++++ Data extract ++++

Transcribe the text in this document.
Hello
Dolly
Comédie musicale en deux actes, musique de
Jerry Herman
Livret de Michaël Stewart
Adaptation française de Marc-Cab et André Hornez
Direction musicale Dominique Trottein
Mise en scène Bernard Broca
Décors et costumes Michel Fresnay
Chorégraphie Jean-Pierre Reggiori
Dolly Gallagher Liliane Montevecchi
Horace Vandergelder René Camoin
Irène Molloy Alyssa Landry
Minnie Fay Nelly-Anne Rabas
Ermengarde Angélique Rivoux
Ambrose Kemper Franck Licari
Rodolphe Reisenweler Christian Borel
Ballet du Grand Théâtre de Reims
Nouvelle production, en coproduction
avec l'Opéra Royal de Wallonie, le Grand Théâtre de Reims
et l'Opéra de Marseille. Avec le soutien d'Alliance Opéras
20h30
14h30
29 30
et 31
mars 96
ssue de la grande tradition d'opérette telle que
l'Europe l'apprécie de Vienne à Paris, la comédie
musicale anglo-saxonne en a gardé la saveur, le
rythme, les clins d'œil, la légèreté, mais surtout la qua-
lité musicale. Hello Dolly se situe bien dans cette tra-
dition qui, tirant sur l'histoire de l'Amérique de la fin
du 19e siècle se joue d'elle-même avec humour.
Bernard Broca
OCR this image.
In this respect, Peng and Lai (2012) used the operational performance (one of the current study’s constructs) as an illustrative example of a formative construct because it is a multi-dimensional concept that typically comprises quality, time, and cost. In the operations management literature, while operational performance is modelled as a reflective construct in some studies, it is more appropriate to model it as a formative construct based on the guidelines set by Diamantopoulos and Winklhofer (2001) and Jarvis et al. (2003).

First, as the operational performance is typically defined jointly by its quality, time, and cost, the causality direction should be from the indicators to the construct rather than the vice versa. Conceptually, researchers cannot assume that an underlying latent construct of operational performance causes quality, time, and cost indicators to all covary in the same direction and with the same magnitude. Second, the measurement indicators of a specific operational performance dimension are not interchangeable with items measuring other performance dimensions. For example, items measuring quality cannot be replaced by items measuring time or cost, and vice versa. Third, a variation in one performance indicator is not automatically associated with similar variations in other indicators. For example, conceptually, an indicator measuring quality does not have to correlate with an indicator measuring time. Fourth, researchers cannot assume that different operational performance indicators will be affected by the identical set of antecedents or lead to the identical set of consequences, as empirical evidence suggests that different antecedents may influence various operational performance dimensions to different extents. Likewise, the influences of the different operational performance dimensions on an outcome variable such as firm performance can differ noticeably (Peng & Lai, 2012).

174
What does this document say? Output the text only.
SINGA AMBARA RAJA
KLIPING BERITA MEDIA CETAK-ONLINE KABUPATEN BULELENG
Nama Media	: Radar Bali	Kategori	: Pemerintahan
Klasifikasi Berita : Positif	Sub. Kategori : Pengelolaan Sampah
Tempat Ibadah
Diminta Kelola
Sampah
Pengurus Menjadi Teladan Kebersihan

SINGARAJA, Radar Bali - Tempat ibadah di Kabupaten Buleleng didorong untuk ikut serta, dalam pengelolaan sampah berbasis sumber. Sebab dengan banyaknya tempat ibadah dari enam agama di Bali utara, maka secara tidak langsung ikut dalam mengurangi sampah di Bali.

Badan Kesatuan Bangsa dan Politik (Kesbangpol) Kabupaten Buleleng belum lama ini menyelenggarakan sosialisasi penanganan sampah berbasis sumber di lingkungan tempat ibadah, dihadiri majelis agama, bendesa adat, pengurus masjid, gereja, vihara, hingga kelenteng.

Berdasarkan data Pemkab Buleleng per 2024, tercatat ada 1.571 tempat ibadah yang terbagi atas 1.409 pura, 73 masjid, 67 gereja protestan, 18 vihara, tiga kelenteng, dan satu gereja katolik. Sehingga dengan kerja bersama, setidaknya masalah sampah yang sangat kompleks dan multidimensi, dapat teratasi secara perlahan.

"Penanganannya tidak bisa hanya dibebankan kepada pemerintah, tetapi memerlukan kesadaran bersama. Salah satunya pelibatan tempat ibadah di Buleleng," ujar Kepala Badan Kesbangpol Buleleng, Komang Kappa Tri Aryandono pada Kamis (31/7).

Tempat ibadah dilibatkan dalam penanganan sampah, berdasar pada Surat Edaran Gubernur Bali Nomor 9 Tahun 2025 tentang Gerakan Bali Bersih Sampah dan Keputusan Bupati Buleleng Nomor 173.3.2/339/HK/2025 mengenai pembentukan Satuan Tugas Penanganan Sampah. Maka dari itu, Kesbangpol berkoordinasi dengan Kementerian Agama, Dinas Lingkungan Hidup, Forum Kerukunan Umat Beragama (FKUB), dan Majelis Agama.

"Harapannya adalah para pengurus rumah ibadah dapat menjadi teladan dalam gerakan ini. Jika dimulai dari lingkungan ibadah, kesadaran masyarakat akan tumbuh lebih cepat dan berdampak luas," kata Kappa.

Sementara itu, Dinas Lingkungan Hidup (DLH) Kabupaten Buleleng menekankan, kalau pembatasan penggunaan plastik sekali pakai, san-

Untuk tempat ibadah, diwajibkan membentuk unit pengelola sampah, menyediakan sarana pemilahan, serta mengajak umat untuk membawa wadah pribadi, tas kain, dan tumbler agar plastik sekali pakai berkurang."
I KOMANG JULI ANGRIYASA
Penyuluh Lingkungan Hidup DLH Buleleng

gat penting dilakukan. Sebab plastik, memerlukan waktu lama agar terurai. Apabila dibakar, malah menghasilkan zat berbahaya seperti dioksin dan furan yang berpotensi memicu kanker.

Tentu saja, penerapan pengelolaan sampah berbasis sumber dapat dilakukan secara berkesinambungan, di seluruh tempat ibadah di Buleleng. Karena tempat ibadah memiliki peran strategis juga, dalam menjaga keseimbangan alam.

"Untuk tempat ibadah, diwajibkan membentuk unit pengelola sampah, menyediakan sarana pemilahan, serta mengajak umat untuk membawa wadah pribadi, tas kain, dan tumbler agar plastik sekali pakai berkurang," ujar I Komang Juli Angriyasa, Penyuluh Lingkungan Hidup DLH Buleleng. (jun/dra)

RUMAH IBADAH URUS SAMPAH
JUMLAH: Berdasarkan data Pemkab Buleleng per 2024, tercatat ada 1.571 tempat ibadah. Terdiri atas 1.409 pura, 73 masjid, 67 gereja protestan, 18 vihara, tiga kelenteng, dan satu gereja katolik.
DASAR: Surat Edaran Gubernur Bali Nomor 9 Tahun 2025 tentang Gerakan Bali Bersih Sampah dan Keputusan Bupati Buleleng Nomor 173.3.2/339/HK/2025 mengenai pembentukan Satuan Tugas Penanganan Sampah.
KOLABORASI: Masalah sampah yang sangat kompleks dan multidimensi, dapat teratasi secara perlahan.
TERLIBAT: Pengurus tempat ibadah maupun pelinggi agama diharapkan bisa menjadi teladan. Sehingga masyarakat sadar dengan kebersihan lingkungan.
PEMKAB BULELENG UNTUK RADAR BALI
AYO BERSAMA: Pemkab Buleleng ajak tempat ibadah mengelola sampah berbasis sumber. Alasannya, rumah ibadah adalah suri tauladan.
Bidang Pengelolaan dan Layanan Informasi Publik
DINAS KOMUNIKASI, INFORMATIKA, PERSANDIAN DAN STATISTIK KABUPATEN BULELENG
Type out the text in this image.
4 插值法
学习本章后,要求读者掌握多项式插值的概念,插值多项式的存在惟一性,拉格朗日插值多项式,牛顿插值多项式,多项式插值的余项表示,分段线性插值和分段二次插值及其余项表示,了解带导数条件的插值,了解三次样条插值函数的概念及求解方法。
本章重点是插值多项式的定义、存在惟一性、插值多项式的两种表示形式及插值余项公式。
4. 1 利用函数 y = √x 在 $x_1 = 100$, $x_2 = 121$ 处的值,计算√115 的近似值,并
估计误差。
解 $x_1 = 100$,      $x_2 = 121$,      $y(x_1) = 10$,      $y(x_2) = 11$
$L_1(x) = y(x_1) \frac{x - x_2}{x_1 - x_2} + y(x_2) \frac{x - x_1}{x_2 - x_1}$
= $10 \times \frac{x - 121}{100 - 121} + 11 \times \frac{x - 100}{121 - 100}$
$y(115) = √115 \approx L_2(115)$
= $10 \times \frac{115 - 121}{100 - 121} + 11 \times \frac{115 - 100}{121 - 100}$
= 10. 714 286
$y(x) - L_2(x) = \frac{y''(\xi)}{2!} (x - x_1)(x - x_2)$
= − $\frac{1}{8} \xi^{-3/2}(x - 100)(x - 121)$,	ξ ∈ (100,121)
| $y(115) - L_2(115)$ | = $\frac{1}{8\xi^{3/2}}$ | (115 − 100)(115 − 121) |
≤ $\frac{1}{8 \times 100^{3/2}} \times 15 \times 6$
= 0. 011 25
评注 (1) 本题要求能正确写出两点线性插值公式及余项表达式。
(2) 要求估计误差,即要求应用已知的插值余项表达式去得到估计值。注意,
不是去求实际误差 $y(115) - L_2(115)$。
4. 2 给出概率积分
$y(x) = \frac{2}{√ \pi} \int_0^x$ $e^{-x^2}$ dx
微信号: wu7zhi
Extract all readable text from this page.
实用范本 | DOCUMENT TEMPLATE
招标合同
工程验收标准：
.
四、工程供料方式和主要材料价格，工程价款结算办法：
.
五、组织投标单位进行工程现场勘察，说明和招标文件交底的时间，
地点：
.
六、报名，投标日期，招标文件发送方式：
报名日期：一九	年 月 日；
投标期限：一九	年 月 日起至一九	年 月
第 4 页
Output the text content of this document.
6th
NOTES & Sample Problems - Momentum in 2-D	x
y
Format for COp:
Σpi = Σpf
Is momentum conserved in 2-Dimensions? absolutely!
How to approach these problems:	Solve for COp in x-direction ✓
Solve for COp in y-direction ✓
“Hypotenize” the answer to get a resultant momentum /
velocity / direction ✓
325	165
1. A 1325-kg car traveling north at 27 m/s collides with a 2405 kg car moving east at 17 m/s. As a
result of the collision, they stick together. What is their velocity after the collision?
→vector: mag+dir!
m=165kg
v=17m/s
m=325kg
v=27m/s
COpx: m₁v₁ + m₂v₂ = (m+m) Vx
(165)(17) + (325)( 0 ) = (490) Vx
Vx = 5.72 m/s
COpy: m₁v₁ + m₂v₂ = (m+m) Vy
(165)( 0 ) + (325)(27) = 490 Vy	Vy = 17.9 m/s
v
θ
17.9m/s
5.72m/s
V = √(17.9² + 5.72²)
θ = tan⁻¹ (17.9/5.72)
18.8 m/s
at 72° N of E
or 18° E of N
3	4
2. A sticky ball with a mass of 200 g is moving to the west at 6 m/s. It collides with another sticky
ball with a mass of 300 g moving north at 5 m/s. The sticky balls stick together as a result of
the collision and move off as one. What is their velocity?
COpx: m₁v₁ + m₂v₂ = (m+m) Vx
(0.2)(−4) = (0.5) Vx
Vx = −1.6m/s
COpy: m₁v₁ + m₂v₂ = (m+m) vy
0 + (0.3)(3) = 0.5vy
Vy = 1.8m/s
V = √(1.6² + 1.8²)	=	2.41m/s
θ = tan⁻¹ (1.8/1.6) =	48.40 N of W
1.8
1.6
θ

++++

Using the records above, gather all lines where the string "Edaran" is present.

Tempat ibadah dilibatkan dalam penanganan sampah, berdasar pada Surat Edaran Gubernur Bali Nomor 9 Tahun 2025 tentang Gerakan Bali Bersih Sampah dan Keputusan Bupati Buleleng Nomor 173.3.2/339/HK/2025 mengenai pembentukan Satuan Tugas Penanganan Sampah. Maka dari itu, Kesbangpol berkoordinasi dengan Kementerian Agama, Dinas Lingkungan Hidup, Forum Kerukunan Umat Beragama (FKUB), dan Majelis Agama.
DASAR: Surat Edaran Gubernur Bali Nomor 9 Tahun 2025 tentang Gerakan Bali Bersih Sampah dan Keputusan Bupati Buleleng Nomor 173.3.2/339/HK/2025 mengenai pembentukan Satuan Tugas Penanganan Sampah.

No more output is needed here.